* [SUPPLIED ENTRIES]:

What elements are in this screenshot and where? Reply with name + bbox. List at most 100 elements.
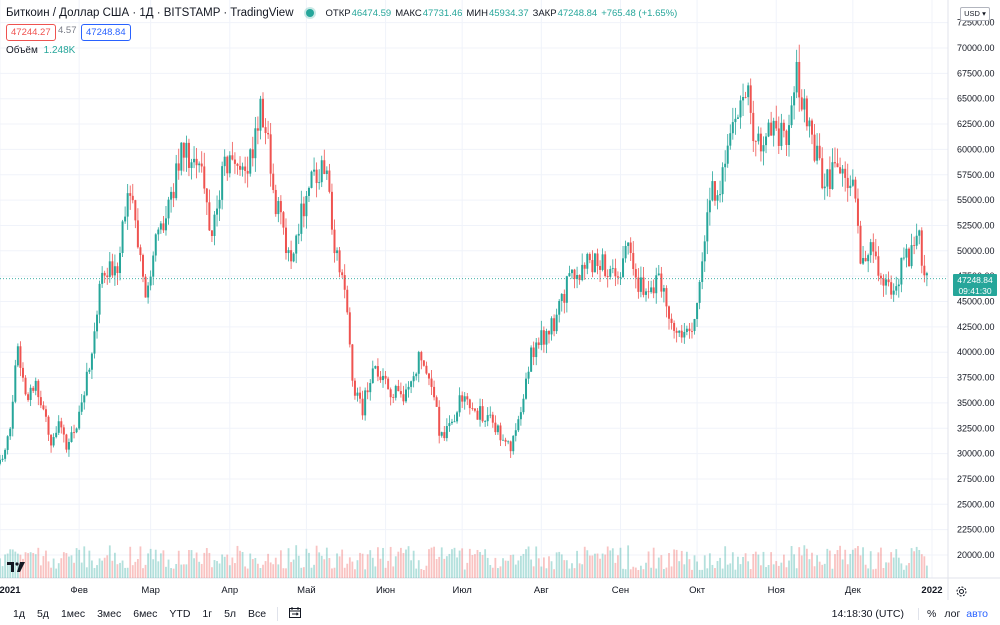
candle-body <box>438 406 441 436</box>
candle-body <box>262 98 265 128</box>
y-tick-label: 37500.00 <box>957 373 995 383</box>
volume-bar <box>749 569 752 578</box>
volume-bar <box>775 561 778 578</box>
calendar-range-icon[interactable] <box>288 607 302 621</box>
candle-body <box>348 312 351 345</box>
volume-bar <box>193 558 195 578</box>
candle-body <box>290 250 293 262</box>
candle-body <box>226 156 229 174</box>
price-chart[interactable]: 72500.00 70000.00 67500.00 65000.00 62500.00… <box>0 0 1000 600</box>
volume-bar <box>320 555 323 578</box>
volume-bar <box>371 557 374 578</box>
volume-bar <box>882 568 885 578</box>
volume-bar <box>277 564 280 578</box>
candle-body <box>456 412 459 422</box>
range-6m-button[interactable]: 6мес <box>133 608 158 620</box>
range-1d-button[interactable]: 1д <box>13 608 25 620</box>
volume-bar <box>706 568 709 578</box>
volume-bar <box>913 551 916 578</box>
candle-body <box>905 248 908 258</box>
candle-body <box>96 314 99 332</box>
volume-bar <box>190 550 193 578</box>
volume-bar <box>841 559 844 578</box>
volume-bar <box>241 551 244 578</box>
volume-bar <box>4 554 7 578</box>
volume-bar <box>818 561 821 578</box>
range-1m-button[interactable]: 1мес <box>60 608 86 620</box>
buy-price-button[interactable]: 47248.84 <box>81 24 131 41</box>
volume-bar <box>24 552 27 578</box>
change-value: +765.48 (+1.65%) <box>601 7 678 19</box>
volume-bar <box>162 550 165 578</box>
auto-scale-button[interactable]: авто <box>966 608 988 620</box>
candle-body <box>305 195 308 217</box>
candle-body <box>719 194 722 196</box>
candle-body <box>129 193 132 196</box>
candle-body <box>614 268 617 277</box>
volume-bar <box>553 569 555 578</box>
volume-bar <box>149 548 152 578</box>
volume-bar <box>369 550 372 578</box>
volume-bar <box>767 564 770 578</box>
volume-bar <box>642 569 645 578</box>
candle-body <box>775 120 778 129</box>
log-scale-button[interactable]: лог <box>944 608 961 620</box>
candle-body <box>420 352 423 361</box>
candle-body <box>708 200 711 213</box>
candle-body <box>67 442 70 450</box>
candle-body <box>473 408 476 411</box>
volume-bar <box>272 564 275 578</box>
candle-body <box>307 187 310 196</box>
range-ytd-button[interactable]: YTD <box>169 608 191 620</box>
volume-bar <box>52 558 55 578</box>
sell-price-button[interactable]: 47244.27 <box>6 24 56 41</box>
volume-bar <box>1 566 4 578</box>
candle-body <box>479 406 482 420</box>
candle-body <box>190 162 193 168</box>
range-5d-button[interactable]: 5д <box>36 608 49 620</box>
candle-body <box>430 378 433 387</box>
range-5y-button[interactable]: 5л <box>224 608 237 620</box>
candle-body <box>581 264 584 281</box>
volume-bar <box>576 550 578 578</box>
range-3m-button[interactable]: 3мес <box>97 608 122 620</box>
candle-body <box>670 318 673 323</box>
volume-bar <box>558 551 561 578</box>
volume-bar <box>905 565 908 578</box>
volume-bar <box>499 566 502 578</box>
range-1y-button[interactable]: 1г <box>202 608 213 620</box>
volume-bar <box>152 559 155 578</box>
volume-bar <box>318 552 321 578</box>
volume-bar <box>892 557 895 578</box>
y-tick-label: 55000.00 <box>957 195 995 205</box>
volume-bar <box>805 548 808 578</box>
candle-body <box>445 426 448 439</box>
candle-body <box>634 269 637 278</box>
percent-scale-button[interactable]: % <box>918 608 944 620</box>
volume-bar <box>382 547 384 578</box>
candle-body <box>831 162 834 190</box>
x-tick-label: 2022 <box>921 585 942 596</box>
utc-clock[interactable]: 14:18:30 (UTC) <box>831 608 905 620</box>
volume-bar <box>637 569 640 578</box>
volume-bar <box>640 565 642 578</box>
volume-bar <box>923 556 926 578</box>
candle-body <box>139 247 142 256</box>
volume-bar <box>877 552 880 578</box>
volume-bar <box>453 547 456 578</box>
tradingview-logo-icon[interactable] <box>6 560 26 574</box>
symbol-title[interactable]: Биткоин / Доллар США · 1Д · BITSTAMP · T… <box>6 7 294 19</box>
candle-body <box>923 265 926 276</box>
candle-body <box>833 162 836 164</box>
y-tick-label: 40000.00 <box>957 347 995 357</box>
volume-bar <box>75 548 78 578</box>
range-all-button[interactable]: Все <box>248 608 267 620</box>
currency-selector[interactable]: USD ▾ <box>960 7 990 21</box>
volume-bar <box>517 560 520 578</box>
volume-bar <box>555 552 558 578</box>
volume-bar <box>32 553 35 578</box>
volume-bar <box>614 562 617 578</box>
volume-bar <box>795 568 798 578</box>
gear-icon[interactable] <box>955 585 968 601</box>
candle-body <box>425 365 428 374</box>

* [INSTRUCTION]: Could you write out all of the material above, line for line and unchanged, but leave out the pictures?

* [RIGHT ANSWER]:
What elements are in this screenshot and where? Reply with name + bbox. List at most 100 elements.
candle-body <box>438 406 441 436</box>
candle-body <box>262 98 265 128</box>
y-tick-label: 37500.00 <box>957 373 995 383</box>
volume-bar <box>749 569 752 578</box>
volume-bar <box>775 561 778 578</box>
calendar-range-icon[interactable] <box>288 607 302 621</box>
candle-body <box>348 312 351 345</box>
volume-bar <box>193 558 195 578</box>
candle-body <box>290 250 293 262</box>
candle-body <box>226 156 229 174</box>
price-chart[interactable]: 72500.00 70000.00 67500.00 65000.00 62500.00… <box>0 0 1000 600</box>
volume-bar <box>320 555 323 578</box>
volume-bar <box>371 557 374 578</box>
volume-bar <box>882 568 885 578</box>
volume-bar <box>277 564 280 578</box>
candle-body <box>456 412 459 422</box>
range-6m-button[interactable]: 6мес <box>133 608 158 620</box>
range-1d-button[interactable]: 1д <box>13 608 25 620</box>
volume-bar <box>706 568 709 578</box>
volume-bar <box>913 551 916 578</box>
candle-body <box>905 248 908 258</box>
candle-body <box>96 314 99 332</box>
volume-bar <box>190 550 193 578</box>
volume-bar <box>841 559 844 578</box>
volume-bar <box>241 551 244 578</box>
volume-bar <box>4 554 7 578</box>
volume-bar <box>818 561 821 578</box>
range-1m-button[interactable]: 1мес <box>60 608 86 620</box>
buy-price-button[interactable]: 47248.84 <box>81 24 131 41</box>
volume-bar <box>24 552 27 578</box>
change-value: +765.48 (+1.65%) <box>601 7 678 19</box>
volume-bar <box>162 550 165 578</box>
auto-scale-button[interactable]: авто <box>966 608 988 620</box>
candle-body <box>305 195 308 217</box>
candle-body <box>719 194 722 196</box>
candle-body <box>129 193 132 196</box>
candle-body <box>614 268 617 277</box>
volume-bar <box>553 569 555 578</box>
volume-bar <box>149 548 152 578</box>
volume-bar <box>369 550 372 578</box>
volume-bar <box>767 564 770 578</box>
volume-bar <box>642 569 645 578</box>
candle-body <box>775 120 778 129</box>
log-scale-button[interactable]: лог <box>944 608 961 620</box>
candle-body <box>420 352 423 361</box>
candle-body <box>708 200 711 213</box>
candle-body <box>67 442 70 450</box>
candle-body <box>473 408 476 411</box>
volume-bar <box>272 564 275 578</box>
candle-body <box>307 187 310 196</box>
range-ytd-button[interactable]: YTD <box>169 608 191 620</box>
volume-bar <box>52 558 55 578</box>
sell-price-button[interactable]: 47244.27 <box>6 24 56 41</box>
volume-bar <box>1 566 4 578</box>
candle-body <box>479 406 482 420</box>
candle-body <box>190 162 193 168</box>
range-5d-button[interactable]: 5д <box>36 608 49 620</box>
candle-body <box>430 378 433 387</box>
range-5y-button[interactable]: 5л <box>224 608 237 620</box>
candle-body <box>581 264 584 281</box>
volume-bar <box>576 550 578 578</box>
range-3m-button[interactable]: 3мес <box>97 608 122 620</box>
candle-body <box>670 318 673 323</box>
volume-bar <box>558 551 561 578</box>
volume-bar <box>905 565 908 578</box>
volume-bar <box>499 566 502 578</box>
range-1y-button[interactable]: 1г <box>202 608 213 620</box>
volume-bar <box>152 559 155 578</box>
volume-bar <box>318 552 321 578</box>
volume-bar <box>892 557 895 578</box>
y-tick-label: 55000.00 <box>957 195 995 205</box>
volume-bar <box>805 548 808 578</box>
candle-body <box>445 426 448 439</box>
candle-body <box>634 269 637 278</box>
percent-scale-button[interactable]: % <box>918 608 944 620</box>
volume-bar <box>382 547 384 578</box>
candle-body <box>831 162 834 190</box>
x-tick-label: 2022 <box>921 585 942 596</box>
utc-clock[interactable]: 14:18:30 (UTC) <box>831 608 905 620</box>
volume-bar <box>637 569 640 578</box>
volume-bar <box>640 565 642 578</box>
volume-bar <box>923 556 926 578</box>
candle-body <box>139 247 142 256</box>
volume-bar <box>877 552 880 578</box>
volume-bar <box>453 547 456 578</box>
tradingview-logo-icon[interactable] <box>6 560 26 574</box>
symbol-title[interactable]: Биткоин / Доллар США · 1Д · BITSTAMP · T… <box>6 7 294 19</box>
candle-body <box>923 265 926 276</box>
candle-body <box>833 162 836 164</box>
y-tick-label: 40000.00 <box>957 347 995 357</box>
volume-bar <box>75 548 78 578</box>
range-all-button[interactable]: Все <box>248 608 267 620</box>
currency-selector[interactable]: USD ▾ <box>960 7 990 21</box>
volume-bar <box>517 560 520 578</box>
volume-bar <box>555 552 558 578</box>
volume-bar <box>32 553 35 578</box>
volume-bar <box>614 562 617 578</box>
volume-bar <box>795 568 798 578</box>
gear-icon[interactable] <box>955 585 968 601</box>
candle-body <box>425 365 428 374</box>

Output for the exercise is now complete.